> [DIRECTIONS]:
Copy each line where the word "include" occurs.

> [EXTRACTED RECORDS]:
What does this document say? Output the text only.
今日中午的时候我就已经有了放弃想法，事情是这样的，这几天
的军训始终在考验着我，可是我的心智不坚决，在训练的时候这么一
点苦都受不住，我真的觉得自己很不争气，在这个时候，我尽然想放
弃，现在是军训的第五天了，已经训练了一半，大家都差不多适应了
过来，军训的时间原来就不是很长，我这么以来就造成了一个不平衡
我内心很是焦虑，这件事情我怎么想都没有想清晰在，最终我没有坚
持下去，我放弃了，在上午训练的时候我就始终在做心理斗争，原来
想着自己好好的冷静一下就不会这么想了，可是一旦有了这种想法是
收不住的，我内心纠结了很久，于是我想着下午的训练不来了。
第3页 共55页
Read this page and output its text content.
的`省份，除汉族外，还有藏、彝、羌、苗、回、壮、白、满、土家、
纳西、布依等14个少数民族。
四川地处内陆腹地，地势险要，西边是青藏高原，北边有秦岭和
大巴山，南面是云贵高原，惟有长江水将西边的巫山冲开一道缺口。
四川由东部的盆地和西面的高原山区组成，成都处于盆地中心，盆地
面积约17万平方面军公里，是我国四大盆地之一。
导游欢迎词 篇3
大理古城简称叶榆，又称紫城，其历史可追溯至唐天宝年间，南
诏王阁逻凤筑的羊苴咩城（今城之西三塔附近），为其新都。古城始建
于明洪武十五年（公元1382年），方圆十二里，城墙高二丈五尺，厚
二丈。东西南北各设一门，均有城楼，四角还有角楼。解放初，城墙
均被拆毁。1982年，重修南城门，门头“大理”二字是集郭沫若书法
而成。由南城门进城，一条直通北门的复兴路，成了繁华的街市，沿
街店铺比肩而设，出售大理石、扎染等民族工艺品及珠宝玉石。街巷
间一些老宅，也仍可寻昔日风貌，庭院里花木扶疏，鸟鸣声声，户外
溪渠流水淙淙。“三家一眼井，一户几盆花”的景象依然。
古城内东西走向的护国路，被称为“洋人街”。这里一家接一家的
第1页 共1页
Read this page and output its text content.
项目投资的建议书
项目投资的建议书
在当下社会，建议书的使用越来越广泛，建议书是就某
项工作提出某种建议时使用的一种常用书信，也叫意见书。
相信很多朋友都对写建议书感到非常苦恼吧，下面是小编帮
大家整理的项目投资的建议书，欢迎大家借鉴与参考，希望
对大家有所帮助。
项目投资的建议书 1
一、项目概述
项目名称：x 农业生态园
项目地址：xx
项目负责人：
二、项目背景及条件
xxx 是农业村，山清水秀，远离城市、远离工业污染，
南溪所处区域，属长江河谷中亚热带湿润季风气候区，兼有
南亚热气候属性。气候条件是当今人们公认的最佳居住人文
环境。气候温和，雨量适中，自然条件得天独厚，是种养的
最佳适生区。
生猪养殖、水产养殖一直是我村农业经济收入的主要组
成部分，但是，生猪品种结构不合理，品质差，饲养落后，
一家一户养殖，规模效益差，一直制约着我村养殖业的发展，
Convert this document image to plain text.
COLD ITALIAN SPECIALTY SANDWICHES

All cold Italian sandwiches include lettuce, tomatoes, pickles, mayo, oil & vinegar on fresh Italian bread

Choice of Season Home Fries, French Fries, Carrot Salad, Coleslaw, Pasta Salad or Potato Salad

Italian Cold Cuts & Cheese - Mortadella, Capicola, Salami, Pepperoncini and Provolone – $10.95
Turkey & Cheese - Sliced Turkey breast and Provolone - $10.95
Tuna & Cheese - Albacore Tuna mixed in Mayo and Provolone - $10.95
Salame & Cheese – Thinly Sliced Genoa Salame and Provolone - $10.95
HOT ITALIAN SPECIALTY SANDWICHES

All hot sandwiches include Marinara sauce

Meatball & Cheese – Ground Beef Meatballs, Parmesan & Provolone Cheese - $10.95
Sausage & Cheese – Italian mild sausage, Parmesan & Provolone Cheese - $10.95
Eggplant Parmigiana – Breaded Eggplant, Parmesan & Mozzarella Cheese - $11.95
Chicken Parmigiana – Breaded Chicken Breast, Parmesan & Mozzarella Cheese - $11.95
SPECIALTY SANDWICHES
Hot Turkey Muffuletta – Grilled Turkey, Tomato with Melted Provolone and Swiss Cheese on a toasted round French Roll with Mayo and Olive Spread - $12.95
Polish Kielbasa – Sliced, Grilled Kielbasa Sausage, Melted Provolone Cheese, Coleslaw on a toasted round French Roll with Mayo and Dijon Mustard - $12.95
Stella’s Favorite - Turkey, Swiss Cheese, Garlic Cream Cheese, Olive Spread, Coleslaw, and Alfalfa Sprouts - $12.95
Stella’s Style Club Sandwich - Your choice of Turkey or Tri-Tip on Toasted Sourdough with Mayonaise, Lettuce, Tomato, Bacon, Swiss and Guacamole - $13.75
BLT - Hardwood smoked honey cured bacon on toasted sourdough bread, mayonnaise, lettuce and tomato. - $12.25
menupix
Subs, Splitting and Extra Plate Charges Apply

> [WRITTEN ANSWER]:
All cold Italian sandwiches include lettuce, tomatoes, pickles, mayo, oil & vinegar on fresh Italian bread
All hot sandwiches include Marinara sauce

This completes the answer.